* **Extract**
- Opening Delimiter -

Sage is a decorative evergreen shrub with downy foliage that varies in color from gray to gray-green, with one variety producing deep purple leaves. The camphor scented, purple-blue flowers, which appear in mid-summer are exceptionally attractive. Plants can reach a height of 2 feet with a spread of 18 inches.
Sage prefers a sunny location with alkaline soil. It grows best in a warm climate. Propagate from summer cuttings taken with a heel or by layering established branches in spring and fall. Seed is unreliable and slow to flower. Keep the plant well pruned to encourage young shoots with a strong flavor. Pruning also keeps the plants from becoming leggy and twiggy.
· Use in sauces and stuffings for fatty meats such as goose, duck, pork and sausage.
· In Italy, the fresh leaves are lightly fried with liver, and rolled up with ham and veal in saltimbocca.
· In Germany and Belgium, the leaves are added to eel and other oily fish dishes.
Middle Eastern countries the leaves are used liberally in salads.
Because of its anticeptic qualities, sage tea is used as a gargle for a sore throat. There's also compelling new research indicating that sage may be of value to people with diabetes. Laboratory studies indicate that sage may boost insulin's action. Sage was among 24 herbs tested that were found to boost insulin activity two- to fivefold or more in patients with Type II (non-insulin dependent) diabetes. For people who have diabetes, this means that drinking sage tea in conjunction with their insulin treatments is worth a try.

- Closing Delimiter -

* **Problem set**
1. In the passage on sage, how tall can the plants grow?
2. Does each statement agree with the passage on sage? (a) Sage is reliably grown from seed. (b) In Germany and Belgium, sage leaves are added to eel dishes. (c) Sage prefers acidic soil.
3. Please repeat the part of the passage on sage starting with "Sage prefers a" and going on through "leggy and twiggy.".

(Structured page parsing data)
- Opening Delimiter -

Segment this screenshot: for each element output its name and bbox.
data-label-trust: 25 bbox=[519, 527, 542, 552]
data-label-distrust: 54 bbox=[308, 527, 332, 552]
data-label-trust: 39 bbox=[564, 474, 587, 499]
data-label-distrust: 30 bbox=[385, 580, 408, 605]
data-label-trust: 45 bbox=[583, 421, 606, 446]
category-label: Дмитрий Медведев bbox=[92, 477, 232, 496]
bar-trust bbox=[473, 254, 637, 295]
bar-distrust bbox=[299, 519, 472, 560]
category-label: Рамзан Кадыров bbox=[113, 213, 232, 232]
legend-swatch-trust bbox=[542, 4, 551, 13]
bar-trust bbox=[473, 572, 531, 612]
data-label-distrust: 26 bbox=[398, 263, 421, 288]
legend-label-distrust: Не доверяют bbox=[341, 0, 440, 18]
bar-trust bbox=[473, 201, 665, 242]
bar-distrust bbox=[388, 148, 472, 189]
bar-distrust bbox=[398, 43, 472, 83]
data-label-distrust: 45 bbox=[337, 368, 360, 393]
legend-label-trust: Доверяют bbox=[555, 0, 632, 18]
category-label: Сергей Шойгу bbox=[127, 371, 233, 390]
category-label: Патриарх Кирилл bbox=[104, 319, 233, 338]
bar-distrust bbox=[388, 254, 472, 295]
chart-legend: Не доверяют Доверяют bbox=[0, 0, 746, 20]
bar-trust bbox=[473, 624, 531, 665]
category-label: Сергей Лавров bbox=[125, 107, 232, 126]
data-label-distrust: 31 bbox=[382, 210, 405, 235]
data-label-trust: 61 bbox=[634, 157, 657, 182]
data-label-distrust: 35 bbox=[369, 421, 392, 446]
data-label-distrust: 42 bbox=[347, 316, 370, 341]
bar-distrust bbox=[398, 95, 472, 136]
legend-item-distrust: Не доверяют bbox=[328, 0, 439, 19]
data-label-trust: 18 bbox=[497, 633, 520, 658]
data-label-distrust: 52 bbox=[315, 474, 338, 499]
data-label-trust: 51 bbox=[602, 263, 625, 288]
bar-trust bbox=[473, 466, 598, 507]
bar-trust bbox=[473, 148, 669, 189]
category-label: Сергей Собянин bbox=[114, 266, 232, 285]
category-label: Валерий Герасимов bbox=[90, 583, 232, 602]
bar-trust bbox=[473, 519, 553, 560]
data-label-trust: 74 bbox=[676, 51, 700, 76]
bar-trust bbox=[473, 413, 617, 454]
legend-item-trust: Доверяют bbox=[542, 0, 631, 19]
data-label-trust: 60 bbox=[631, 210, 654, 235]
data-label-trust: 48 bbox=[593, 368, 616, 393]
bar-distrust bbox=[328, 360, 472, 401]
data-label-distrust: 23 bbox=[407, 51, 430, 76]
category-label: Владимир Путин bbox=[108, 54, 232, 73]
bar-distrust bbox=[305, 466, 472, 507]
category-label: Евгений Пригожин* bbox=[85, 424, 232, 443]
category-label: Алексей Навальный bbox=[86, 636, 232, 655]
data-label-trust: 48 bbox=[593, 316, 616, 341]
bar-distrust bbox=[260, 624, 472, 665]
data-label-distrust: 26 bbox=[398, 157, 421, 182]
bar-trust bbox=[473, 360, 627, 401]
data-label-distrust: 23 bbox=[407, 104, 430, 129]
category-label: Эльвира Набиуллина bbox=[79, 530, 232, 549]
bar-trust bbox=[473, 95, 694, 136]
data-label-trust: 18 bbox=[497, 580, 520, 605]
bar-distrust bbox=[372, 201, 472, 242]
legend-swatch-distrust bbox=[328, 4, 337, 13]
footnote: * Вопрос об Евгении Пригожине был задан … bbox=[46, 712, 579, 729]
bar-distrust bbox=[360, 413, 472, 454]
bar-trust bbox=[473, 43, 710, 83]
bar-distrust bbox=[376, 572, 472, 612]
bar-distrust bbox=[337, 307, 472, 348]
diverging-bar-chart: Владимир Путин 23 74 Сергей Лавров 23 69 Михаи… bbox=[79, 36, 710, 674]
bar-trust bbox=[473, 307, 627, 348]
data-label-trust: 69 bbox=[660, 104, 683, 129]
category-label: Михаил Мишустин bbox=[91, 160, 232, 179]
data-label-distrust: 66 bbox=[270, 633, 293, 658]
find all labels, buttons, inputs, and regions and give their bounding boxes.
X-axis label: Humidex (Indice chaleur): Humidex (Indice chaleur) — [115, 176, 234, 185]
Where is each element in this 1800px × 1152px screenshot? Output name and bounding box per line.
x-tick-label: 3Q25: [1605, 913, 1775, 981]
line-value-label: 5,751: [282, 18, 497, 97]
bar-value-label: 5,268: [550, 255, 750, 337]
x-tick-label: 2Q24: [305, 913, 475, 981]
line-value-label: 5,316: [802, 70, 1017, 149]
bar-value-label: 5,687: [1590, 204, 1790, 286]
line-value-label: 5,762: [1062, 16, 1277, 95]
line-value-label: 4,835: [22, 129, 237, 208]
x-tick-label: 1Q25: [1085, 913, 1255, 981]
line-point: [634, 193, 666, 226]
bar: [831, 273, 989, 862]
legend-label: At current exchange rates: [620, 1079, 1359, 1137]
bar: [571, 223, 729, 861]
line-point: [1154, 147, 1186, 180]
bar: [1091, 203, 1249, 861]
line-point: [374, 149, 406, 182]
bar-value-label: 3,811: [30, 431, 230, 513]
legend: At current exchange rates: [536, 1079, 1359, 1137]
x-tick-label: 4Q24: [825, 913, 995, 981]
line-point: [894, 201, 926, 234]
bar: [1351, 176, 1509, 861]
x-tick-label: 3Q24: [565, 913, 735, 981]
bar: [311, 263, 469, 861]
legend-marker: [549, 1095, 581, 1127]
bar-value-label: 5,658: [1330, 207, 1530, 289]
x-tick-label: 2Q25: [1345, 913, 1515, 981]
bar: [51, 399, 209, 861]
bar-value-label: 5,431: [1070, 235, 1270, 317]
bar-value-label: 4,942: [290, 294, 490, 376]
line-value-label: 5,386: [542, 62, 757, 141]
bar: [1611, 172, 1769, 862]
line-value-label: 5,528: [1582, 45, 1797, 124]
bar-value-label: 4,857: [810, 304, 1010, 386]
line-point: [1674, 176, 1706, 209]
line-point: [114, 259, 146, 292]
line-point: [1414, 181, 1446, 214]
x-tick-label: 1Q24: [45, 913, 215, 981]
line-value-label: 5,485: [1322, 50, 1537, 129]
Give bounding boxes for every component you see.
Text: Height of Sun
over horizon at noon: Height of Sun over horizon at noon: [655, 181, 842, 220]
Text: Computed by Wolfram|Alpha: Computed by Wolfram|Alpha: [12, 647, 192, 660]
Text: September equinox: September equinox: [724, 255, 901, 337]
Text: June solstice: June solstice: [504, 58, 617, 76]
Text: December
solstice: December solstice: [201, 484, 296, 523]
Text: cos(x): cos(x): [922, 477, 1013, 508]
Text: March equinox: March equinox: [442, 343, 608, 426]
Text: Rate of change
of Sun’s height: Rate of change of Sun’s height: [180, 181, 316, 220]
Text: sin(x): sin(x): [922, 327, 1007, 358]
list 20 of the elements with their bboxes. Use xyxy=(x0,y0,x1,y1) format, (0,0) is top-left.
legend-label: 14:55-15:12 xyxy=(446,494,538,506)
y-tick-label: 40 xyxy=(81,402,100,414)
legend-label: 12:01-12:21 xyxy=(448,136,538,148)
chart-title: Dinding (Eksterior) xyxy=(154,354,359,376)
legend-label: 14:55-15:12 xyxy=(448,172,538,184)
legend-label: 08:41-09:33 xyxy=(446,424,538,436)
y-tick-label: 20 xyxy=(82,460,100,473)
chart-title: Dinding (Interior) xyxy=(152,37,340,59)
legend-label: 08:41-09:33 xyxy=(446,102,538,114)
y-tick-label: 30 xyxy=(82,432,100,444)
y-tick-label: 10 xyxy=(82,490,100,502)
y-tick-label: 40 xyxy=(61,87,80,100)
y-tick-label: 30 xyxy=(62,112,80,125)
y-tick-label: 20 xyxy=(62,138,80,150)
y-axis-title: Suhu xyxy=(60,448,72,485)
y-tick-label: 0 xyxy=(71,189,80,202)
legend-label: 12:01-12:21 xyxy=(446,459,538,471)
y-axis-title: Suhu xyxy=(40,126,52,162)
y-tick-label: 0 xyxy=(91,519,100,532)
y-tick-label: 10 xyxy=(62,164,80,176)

- Closing Delimiter -

* **Answers in order**
1. 2 feet

2.
(a) No: "Seed is unreliable and slow to flower."
(b) Yes: "In Germany and Belgium, the leaves are added to eel and other oily fish dishes."
(c) No: "Sage prefers a sunny location with alkaline soil."

3.
Sage prefers a sunny location with alkaline soil. It grows best in a warm climate. Propagate from summer cuttings taken with a heel or by layering established branches in spring and fall. Seed is unreliable and slow to flower. Keep the plant well pruned to encourage young shoots with a strong flavor. Pruning also keeps the plants from becoming leggy and twiggy.